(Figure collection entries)
━━━━

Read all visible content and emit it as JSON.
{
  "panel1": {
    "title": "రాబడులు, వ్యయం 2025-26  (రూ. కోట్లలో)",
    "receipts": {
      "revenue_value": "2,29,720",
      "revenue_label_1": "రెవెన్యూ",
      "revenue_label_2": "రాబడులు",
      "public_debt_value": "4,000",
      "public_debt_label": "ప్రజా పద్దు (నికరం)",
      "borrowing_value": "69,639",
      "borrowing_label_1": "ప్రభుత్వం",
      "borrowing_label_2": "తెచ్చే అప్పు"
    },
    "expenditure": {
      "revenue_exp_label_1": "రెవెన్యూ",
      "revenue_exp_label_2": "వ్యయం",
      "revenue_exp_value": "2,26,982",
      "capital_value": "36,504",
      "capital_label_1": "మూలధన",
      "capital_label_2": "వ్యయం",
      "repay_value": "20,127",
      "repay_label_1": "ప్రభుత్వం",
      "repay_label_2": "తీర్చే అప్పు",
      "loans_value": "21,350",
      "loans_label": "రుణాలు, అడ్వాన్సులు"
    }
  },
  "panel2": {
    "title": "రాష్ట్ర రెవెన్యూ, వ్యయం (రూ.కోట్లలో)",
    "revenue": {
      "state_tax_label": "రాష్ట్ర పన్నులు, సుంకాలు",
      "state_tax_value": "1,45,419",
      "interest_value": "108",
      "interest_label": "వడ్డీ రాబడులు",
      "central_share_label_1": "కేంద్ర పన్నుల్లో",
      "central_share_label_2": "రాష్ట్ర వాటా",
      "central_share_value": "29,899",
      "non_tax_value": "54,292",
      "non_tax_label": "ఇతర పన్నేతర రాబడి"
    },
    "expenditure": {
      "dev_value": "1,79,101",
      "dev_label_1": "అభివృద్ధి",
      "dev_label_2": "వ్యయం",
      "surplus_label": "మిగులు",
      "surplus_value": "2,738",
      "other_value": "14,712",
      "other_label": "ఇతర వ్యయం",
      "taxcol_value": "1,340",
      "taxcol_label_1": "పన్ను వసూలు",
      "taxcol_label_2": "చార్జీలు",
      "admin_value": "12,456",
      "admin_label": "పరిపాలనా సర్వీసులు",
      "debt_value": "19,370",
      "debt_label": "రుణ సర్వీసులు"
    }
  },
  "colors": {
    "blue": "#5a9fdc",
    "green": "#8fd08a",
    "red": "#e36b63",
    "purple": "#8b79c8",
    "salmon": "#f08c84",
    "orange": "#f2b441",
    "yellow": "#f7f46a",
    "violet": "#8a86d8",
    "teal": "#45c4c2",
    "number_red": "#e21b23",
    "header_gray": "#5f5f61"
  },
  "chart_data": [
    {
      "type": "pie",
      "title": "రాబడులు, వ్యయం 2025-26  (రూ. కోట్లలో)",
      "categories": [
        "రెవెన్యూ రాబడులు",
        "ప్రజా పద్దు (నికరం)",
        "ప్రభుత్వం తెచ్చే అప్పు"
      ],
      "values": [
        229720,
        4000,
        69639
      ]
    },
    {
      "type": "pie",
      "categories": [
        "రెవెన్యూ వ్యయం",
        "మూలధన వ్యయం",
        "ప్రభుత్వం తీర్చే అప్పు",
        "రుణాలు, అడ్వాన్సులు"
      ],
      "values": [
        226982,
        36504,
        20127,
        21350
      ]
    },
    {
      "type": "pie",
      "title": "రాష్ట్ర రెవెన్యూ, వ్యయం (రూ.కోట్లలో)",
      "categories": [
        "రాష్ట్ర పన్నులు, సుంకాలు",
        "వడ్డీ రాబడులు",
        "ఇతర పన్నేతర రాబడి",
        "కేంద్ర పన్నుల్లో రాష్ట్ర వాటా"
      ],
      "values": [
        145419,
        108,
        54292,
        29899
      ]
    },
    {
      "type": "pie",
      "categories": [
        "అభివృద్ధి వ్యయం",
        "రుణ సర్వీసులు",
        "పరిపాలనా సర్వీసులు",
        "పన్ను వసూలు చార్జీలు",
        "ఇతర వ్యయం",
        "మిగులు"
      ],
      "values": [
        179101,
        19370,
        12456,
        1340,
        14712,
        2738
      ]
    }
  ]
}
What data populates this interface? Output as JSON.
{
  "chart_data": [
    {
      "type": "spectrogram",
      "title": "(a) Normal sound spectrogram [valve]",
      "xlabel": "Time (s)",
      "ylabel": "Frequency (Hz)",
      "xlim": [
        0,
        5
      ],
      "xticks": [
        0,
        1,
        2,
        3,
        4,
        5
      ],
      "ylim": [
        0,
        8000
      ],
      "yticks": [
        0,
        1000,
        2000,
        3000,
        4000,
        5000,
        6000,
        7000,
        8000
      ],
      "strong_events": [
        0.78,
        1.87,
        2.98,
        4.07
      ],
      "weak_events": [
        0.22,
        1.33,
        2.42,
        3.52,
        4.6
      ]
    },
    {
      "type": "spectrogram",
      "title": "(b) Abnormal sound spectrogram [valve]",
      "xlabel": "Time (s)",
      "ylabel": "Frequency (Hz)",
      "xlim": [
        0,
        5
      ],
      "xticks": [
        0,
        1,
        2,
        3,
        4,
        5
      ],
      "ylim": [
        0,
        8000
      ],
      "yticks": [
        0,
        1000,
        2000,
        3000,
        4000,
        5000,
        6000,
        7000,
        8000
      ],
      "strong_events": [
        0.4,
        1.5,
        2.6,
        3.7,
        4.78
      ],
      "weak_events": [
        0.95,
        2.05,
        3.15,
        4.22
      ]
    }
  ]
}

━━━━

[CHALLENGE] Repeat every record exactly as written, please.

[EXERCISE ANSWER]
Read all visible content and emit it as JSON.
{
  "panel1": {
    "title": "రాబడులు, వ్యయం 2025-26  (రూ. కోట్లలో)",
    "receipts": {
      "revenue_value": "2,29,720",
      "revenue_label_1": "రెవెన్యూ",
      "revenue_label_2": "రాబడులు",
      "public_debt_value": "4,000",
      "public_debt_label": "ప్రజా పద్దు (నికరం)",
      "borrowing_value": "69,639",
      "borrowing_label_1": "ప్రభుత్వం",
      "borrowing_label_2": "తెచ్చే అప్పు"
    },
    "expenditure": {
      "revenue_exp_label_1": "రెవెన్యూ",
      "revenue_exp_label_2": "వ్యయం",
      "revenue_exp_value": "2,26,982",
      "capital_value": "36,504",
      "capital_label_1": "మూలధన",
      "capital_label_2": "వ్యయం",
      "repay_value": "20,127",
      "repay_label_1": "ప్రభుత్వం",
      "repay_label_2": "తీర్చే అప్పు",
      "loans_value": "21,350",
      "loans_label": "రుణాలు, అడ్వాన్సులు"
    }
  },
  "panel2": {
    "title": "రాష్ట్ర రెవెన్యూ, వ్యయం (రూ.కోట్లలో)",
    "revenue": {
      "state_tax_label": "రాష్ట్ర పన్నులు, సుంకాలు",
      "state_tax_value": "1,45,419",
      "interest_value": "108",
      "interest_label": "వడ్డీ రాబడులు",
      "central_share_label_1": "కేంద్ర పన్నుల్లో",
      "central_share_label_2": "రాష్ట్ర వాటా",
      "central_share_value": "29,899",
      "non_tax_value": "54,292",
      "non_tax_label": "ఇతర పన్నేతర రాబడి"
    },
    "expenditure": {
      "dev_value": "1,79,101",
      "dev_label_1": "అభివృద్ధి",
      "dev_label_2": "వ్యయం",
      "surplus_label": "మిగులు",
      "surplus_value": "2,738",
      "other_value": "14,712",
      "other_label": "ఇతర వ్యయం",
      "taxcol_value": "1,340",
      "taxcol_label_1": "పన్ను వసూలు",
      "taxcol_label_2": "చార్జీలు",
      "admin_value": "12,456",
      "admin_label": "పరిపాలనా సర్వీసులు",
      "debt_value": "19,370",
      "debt_label": "రుణ సర్వీసులు"
    }
  },
  "colors": {
    "blue": "#5a9fdc",
    "green": "#8fd08a",
    "red": "#e36b63",
    "purple": "#8b79c8",
    "salmon": "#f08c84",
    "orange": "#f2b441",
    "yellow": "#f7f46a",
    "violet": "#8a86d8",
    "teal": "#45c4c2",
    "number_red": "#e21b23",
    "header_gray": "#5f5f61"
  },
  "chart_data": [
    {
      "type": "pie",
      "title": "రాబడులు, వ్యయం 2025-26  (రూ. కోట్లలో)",
      "categories": [
        "రెవెన్యూ రాబడులు",
        "ప్రజా పద్దు (నికరం)",
        "ప్రభుత్వం తెచ్చే అప్పు"
      ],
      "values": [
        229720,
        4000,
        69639
      ]
    },
    {
      "type": "pie",
      "categories": [
        "రెవెన్యూ వ్యయం",
        "మూలధన వ్యయం",
        "ప్రభుత్వం తీర్చే అప్పు",
        "రుణాలు, అడ్వాన్సులు"
      ],
      "values": [
        226982,
        36504,
        20127,
        21350
      ]
    },
    {
      "type": "pie",
      "title": "రాష్ట్ర రెవెన్యూ, వ్యయం (రూ.కోట్లలో)",
      "categories": [
        "రాష్ట్ర పన్నులు, సుంకాలు",
        "వడ్డీ రాబడులు",
        "ఇతర పన్నేతర రాబడి",
        "కేంద్ర పన్నుల్లో రాష్ట్ర వాటా"
      ],
      "values": [
        145419,
        108,
        54292,
        29899
      ]
    },
    {
      "type": "pie",
      "categories": [
        "అభివృద్ధి వ్యయం",
        "రుణ సర్వీసులు",
        "పరిపాలనా సర్వీసులు",
        "పన్ను వసూలు చార్జీలు",
        "ఇతర వ్యయం",
        "మిగులు"
      ],
      "values": [
        179101,
        19370,
        12456,
        1340,
        14712,
        2738
      ]
    }
  ]
}
What data populates this interface? Output as JSON.
{
  "chart_data": [
    {
      "type": "spectrogram",
      "title": "(a) Normal sound spectrogram [valve]",
      "xlabel": "Time (s)",
      "ylabel": "Frequency (Hz)",
      "xlim": [
        0,
        5
      ],
      "xticks": [
        0,
        1,
        2,
        3,
        4,
        5
      ],
      "ylim": [
        0,
        8000
      ],
      "yticks": [
        0,
        1000,
        2000,
        3000,
        4000,
        5000,
        6000,
        7000,
        8000
      ],
      "strong_events": [
        0.78,
        1.87,
        2.98,
        4.07
      ],
      "weak_events": [
        0.22,
        1.33,
        2.42,
        3.52,
        4.6
      ]
    },
    {
      "type": "spectrogram",
      "title": "(b) Abnormal sound spectrogram [valve]",
      "xlabel": "Time (s)",
      "ylabel": "Frequency (Hz)",
      "xlim": [
        0,
        5
      ],
      "xticks": [
        0,
        1,
        2,
        3,
        4,
        5
      ],
      "ylim": [
        0,
        8000
      ],
      "yticks": [
        0,
        1000,
        2000,
        3000,
        4000,
        5000,
        6000,
        7000,
        8000
      ],
      "strong_events": [
        0.4,
        1.5,
        2.6,
        3.7,
        4.78
      ],
      "weak_events": [
        0.95,
        2.05,
        3.15,
        4.22
      ]
    }
  ]
}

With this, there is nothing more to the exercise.